Copy out each of the following entries line for line, with no changes.

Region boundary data

*****

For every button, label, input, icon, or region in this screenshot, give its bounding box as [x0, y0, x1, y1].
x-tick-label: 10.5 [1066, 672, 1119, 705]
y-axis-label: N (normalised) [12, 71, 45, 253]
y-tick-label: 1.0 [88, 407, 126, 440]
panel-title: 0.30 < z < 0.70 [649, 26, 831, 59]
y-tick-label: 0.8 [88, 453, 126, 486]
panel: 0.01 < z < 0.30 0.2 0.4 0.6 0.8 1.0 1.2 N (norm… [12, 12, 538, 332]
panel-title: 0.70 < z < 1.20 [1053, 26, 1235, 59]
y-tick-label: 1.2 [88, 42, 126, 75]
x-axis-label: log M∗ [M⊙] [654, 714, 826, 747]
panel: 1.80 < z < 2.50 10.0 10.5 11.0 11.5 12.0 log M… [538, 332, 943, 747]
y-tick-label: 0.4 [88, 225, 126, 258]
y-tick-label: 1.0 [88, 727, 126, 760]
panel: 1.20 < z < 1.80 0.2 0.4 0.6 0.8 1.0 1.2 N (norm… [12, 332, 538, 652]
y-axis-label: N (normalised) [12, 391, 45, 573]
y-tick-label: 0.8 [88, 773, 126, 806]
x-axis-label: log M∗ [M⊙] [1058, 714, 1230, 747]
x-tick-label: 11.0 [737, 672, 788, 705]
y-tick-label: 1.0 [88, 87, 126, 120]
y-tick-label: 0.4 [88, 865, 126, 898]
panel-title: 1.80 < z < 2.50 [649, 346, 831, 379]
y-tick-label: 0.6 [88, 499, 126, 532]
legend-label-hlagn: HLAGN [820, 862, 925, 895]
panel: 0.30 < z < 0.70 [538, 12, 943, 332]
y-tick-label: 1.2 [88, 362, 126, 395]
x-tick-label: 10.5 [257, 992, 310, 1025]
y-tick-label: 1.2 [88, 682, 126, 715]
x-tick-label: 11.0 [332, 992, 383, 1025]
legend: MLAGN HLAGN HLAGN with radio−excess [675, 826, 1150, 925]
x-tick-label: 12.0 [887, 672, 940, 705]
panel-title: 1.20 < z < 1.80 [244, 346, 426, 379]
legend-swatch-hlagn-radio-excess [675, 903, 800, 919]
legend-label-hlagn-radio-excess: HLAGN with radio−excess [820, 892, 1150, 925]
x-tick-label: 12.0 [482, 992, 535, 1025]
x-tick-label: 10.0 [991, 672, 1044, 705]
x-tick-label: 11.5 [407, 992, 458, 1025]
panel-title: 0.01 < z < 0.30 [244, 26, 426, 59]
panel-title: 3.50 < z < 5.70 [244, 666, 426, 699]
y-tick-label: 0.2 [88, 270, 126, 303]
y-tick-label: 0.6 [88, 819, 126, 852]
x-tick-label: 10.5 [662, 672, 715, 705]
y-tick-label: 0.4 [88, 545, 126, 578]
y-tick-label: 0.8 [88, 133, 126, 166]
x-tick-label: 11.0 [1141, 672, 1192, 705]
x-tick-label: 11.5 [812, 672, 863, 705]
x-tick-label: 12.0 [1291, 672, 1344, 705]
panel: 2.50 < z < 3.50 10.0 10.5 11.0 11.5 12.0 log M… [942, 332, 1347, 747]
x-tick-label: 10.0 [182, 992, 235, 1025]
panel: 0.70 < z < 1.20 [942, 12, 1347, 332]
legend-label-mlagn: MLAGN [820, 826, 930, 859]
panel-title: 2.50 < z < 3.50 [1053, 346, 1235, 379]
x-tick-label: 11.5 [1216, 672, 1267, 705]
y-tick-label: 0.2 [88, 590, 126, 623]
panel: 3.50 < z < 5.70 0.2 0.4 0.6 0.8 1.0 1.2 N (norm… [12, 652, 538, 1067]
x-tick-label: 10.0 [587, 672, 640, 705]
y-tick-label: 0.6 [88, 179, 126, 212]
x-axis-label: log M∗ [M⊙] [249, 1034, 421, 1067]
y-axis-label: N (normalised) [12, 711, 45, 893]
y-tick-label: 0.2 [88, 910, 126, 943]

*****

▶ _Reply_
For every button, label, input, icon, or region in this screenshot, give its bounding box as [x0, y0, x1, y1].
x-tick-label: 10.5 [1066, 672, 1119, 705]
y-axis-label: N (normalised) [12, 71, 45, 253]
y-tick-label: 1.0 [88, 407, 126, 440]
panel-title: 0.30 < z < 0.70 [649, 26, 831, 59]
y-tick-label: 0.8 [88, 453, 126, 486]
panel: 0.01 < z < 0.30 0.2 0.4 0.6 0.8 1.0 1.2 N (norm… [12, 12, 538, 332]
panel-title: 0.70 < z < 1.20 [1053, 26, 1235, 59]
y-tick-label: 1.2 [88, 42, 126, 75]
x-axis-label: log M∗ [M⊙] [654, 714, 826, 747]
panel: 1.80 < z < 2.50 10.0 10.5 11.0 11.5 12.0 log M… [538, 332, 943, 747]
y-tick-label: 0.4 [88, 225, 126, 258]
y-tick-label: 1.0 [88, 727, 126, 760]
panel: 1.20 < z < 1.80 0.2 0.4 0.6 0.8 1.0 1.2 N (norm… [12, 332, 538, 652]
y-axis-label: N (normalised) [12, 391, 45, 573]
y-tick-label: 0.8 [88, 773, 126, 806]
x-axis-label: log M∗ [M⊙] [1058, 714, 1230, 747]
x-tick-label: 11.0 [737, 672, 788, 705]
y-tick-label: 1.0 [88, 87, 126, 120]
y-tick-label: 0.4 [88, 865, 126, 898]
panel-title: 1.80 < z < 2.50 [649, 346, 831, 379]
y-tick-label: 0.6 [88, 499, 126, 532]
legend-label-hlagn: HLAGN [820, 862, 925, 895]
panel: 0.30 < z < 0.70 [538, 12, 943, 332]
y-tick-label: 1.2 [88, 362, 126, 395]
x-tick-label: 10.5 [257, 992, 310, 1025]
y-tick-label: 1.2 [88, 682, 126, 715]
x-tick-label: 11.0 [332, 992, 383, 1025]
legend: MLAGN HLAGN HLAGN with radio−excess [675, 826, 1150, 925]
x-tick-label: 12.0 [887, 672, 940, 705]
panel-title: 1.20 < z < 1.80 [244, 346, 426, 379]
legend-swatch-hlagn-radio-excess [675, 903, 800, 919]
legend-label-hlagn-radio-excess: HLAGN with radio−excess [820, 892, 1150, 925]
x-tick-label: 12.0 [482, 992, 535, 1025]
x-tick-label: 10.0 [991, 672, 1044, 705]
x-tick-label: 11.5 [407, 992, 458, 1025]
panel-title: 0.01 < z < 0.30 [244, 26, 426, 59]
panel-title: 3.50 < z < 5.70 [244, 666, 426, 699]
y-tick-label: 0.2 [88, 270, 126, 303]
y-tick-label: 0.6 [88, 819, 126, 852]
x-tick-label: 10.5 [662, 672, 715, 705]
y-tick-label: 0.4 [88, 545, 126, 578]
y-tick-label: 0.8 [88, 133, 126, 166]
x-tick-label: 11.0 [1141, 672, 1192, 705]
x-tick-label: 11.5 [812, 672, 863, 705]
x-tick-label: 12.0 [1291, 672, 1344, 705]
panel: 2.50 < z < 3.50 10.0 10.5 11.0 11.5 12.0 log M… [942, 332, 1347, 747]
x-tick-label: 10.0 [182, 992, 235, 1025]
panel: 0.70 < z < 1.20 [942, 12, 1347, 332]
legend-label-mlagn: MLAGN [820, 826, 930, 859]
panel-title: 2.50 < z < 3.50 [1053, 346, 1235, 379]
x-tick-label: 11.5 [1216, 672, 1267, 705]
y-tick-label: 0.2 [88, 590, 126, 623]
panel: 3.50 < z < 5.70 0.2 0.4 0.6 0.8 1.0 1.2 N (norm… [12, 652, 538, 1067]
x-tick-label: 10.0 [587, 672, 640, 705]
y-tick-label: 0.6 [88, 179, 126, 212]
x-axis-label: log M∗ [M⊙] [249, 1034, 421, 1067]
y-axis-label: N (normalised) [12, 711, 45, 893]
y-tick-label: 0.2 [88, 910, 126, 943]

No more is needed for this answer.